1965 chevrolet_corvette__396_425_coupe_17

In its first year of production, the 396/425-hp big-block-equipped 1965 Chevrolet Corvette was at its rarest in coupe form, a fact that today makes this beautiful example a rare find. It has been driven just 2,200 miles since the completion of its restoration in 2002, which included refinishing it in the original color combination of Nassau Blue with a blue interior. Mechanical details include the professionally built 396-ci engine (suitable for running on pump gasoline), a rebuilt 4-speed transmission and rebuilt brakes.

SCM Analysis


Vehicle:1965 Chevrolet Corvette 396/425 coupe
Years Produced:1965
Number Produced:23,564 total (all Corvettes), 2,157 L78s
Original List Price:$4,984 (as equipped)
SCM Valuation:$69,000–$131,000
Tune Up Cost:$200
Distributor Caps:$19.99
Chassis Number Location:VIN tag under glovebox door, on engine pad surface, driver’s side upper frame rail and transmission case
Engine Number Location:Block pad on passenger’s front of engine, below cylinder head
Club Info:NCRS
Alternatives:1967 Chevrolet Camaro SS 396, 1968 Plymouth Road Runner, 1968 Pontiac GTO
Investment Grade:A

This 1965 Corvette, Lot F193, sold for $48,760, including buyer’s premium, at Mecum’s Monterey auction in Monterey, CA, on August 17, 2012.

When it comes to classic Corvettes, the market favors cars with documentation and original equipment. Cars with NCRS awards and Bloomington Gold certification tend to bring some of the highest prices, with buyers hunting the most-original and best-documented examples available, down to date-coded hoses and original alternators.
##########
**Set exercise 1:**
Answer these about the 1965 Corvette text:
(a) In what color combination was the car refinished during its 2002 restoration?
(b) How many L78s were produced?
(c) For what amount did Lot F193 sell at Mecum's Monterey auction?
**Set exercise 2:**
Reproduce the 1965 Corvette text word for word, from "SCM Valuation:$69,000–$131,000" to "August 17, 2012.".

**Given data:**
##########
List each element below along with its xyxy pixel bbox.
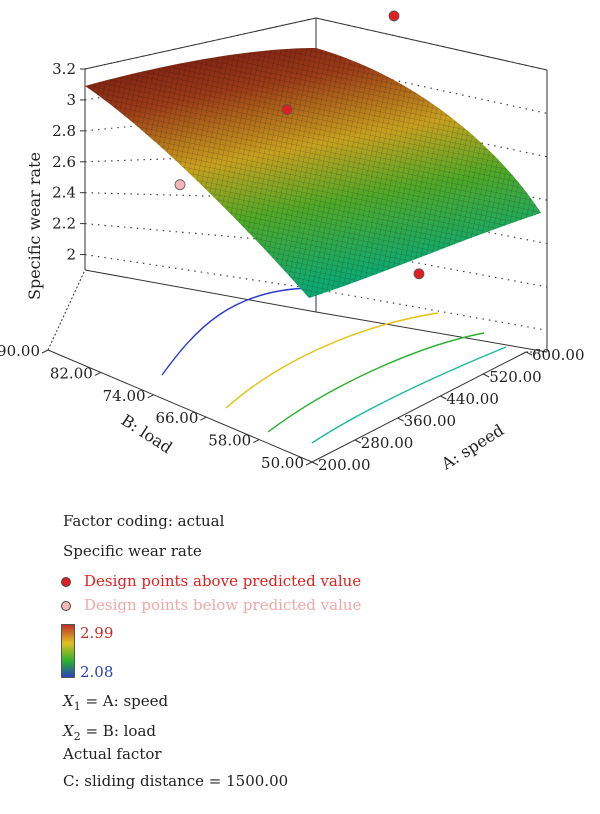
##########
**Result 1:**
(a) Nassau Blue with a blue interior
(b) 2,157
(c) $48,760, including buyer's premium

**Result 2:**
SCM Valuation:$69,000–$131,000
Tune Up Cost:$200
Distributor Caps:$19.99
Chassis Number Location:VIN tag under glovebox door, on engine pad surface, driver’s side upper frame rail and transmission case
Engine Number Location:Block pad on passenger’s front of engine, below cylinder head
Club Info:NCRS
Alternatives:1967 Chevrolet Camaro SS 396, 1968 Plymouth Road Runner, 1968 Pontiac GTO
Investment Grade:A

This 1965 Corvette, Lot F193, sold for $48,760, including buyer’s premium, at Mecum’s Monterey auction in Monterey, CA, on August 17, 2012.